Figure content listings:
----------------------------------------
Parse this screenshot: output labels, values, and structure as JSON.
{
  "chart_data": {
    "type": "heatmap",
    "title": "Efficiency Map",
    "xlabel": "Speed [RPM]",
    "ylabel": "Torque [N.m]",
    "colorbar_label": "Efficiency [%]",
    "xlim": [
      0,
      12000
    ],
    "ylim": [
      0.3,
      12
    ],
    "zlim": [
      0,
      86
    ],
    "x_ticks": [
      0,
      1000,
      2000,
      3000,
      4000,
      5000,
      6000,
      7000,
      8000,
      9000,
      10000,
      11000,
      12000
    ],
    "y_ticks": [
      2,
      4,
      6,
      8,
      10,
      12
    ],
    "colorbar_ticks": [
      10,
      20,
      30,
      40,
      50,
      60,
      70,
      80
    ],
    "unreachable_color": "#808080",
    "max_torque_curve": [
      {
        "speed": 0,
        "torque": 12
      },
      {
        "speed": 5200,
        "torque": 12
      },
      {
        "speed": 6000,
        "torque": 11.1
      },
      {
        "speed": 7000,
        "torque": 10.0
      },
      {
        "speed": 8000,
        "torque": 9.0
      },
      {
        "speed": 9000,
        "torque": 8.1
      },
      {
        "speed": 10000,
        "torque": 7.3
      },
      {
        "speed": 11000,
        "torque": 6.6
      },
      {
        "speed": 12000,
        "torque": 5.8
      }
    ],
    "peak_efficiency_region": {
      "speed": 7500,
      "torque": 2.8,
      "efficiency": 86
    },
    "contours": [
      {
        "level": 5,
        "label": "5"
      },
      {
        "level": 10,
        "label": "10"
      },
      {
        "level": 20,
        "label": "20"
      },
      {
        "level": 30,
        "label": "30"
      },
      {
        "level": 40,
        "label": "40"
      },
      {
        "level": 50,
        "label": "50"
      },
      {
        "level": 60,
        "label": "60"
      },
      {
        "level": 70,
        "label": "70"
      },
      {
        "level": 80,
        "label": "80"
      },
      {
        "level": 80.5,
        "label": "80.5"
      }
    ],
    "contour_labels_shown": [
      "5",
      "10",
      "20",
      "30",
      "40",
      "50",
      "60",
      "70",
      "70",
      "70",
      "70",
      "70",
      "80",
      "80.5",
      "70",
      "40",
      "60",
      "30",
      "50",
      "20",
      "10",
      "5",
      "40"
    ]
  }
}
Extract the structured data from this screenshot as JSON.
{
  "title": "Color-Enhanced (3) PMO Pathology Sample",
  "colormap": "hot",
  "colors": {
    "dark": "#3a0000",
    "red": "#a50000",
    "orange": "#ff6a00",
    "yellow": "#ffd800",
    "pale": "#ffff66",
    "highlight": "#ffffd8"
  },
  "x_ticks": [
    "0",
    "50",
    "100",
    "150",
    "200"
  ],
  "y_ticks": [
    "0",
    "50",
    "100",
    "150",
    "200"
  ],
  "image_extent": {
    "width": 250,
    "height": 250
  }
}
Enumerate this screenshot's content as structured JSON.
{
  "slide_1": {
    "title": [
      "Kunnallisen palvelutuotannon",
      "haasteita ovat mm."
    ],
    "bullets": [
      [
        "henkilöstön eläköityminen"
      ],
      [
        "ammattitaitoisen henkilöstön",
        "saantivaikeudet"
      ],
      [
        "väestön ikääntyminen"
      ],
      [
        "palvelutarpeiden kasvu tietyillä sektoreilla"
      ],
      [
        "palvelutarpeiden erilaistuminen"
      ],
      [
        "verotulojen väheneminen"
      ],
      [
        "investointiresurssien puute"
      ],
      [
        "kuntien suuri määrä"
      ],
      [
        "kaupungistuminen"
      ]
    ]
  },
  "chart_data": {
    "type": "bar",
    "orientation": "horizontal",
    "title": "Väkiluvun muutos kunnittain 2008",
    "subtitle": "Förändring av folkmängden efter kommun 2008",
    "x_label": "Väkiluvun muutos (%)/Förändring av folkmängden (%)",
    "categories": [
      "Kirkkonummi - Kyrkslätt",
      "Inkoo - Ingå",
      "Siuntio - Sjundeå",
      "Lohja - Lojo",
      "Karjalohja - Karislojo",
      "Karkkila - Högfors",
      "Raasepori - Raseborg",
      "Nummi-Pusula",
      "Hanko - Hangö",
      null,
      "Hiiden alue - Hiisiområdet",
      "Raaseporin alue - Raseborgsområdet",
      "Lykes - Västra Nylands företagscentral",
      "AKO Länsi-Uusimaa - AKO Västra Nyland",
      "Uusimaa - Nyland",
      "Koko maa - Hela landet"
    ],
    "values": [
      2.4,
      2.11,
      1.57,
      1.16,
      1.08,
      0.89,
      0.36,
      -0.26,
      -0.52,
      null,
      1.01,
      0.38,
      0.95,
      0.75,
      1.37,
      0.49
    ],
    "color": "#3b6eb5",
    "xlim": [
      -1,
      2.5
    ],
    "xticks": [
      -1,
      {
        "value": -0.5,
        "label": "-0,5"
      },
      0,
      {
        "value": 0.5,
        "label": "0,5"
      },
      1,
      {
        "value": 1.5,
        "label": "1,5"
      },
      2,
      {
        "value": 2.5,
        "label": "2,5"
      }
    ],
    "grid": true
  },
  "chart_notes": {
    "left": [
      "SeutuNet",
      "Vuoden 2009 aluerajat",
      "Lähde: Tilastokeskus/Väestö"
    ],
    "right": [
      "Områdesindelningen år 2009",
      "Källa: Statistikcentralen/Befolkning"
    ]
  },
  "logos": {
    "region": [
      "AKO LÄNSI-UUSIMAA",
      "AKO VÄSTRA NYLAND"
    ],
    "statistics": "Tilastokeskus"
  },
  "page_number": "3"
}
----------------------------------------
Objective: Where a line contains the string "structured", extract that line.

Final result:
Extract the structured data from this screenshot as JSON.
Enumerate this screenshot's content as structured JSON.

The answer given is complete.